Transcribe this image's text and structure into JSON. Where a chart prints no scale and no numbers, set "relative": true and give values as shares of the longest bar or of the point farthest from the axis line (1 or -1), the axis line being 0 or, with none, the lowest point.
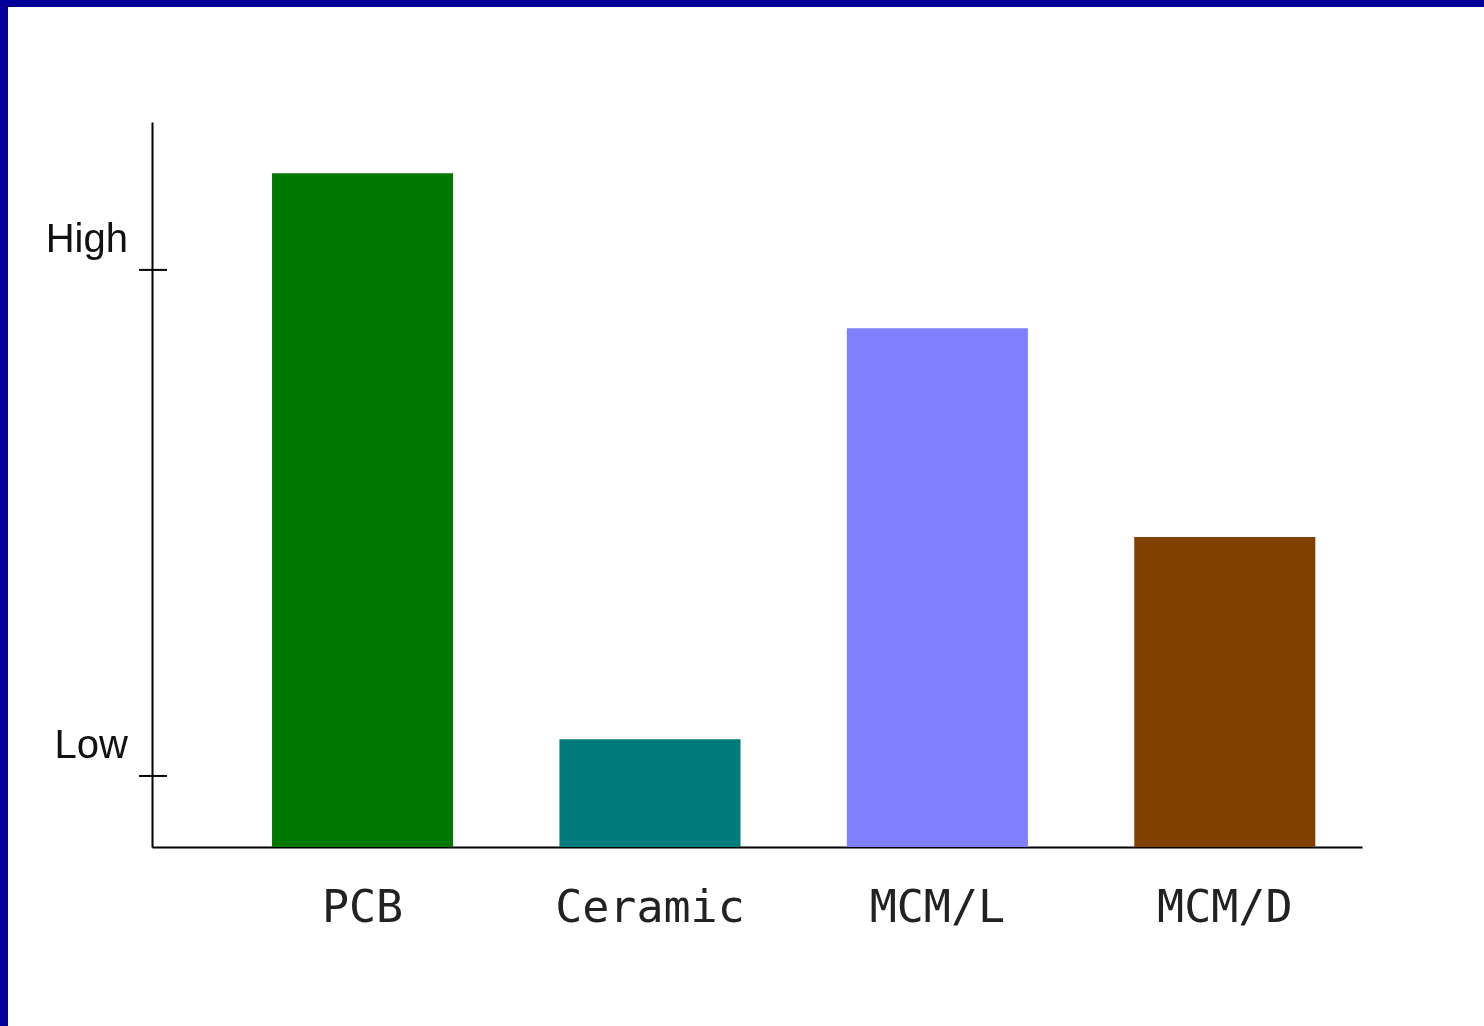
{
  "chart_data": {
    "type": "bar",
    "relative": true,
    "categories": [
      "PCB",
      "Ceramic",
      "MCM/L",
      "MCM/D"
    ],
    "values": [
      1,
      0.16,
      0.77,
      0.46
    ],
    "colors": [
      "#007800",
      "#007b7b",
      "#8080ff",
      "#7f4000"
    ],
    "annotations": [
      "High",
      "Low"
    ]
  }
}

▶ Given instruction:
Retype everything in the material word for word, minus pictures.

▶ Written response:
Transcribe this image's text and structure into JSON. Where a chart prints no scale and no numbers, set "relative": true and give values as shares of the longest bar or of the point farthest from the axis line (1 or -1), the axis line being 0 or, with none, the lowest point.
{
  "chart_data": {
    "type": "bar",
    "relative": true,
    "categories": [
      "PCB",
      "Ceramic",
      "MCM/L",
      "MCM/D"
    ],
    "values": [
      1,
      0.16,
      0.77,
      0.46
    ],
    "colors": [
      "#007800",
      "#007b7b",
      "#8080ff",
      "#7f4000"
    ],
    "annotations": [
      "High",
      "Low"
    ]
  }
}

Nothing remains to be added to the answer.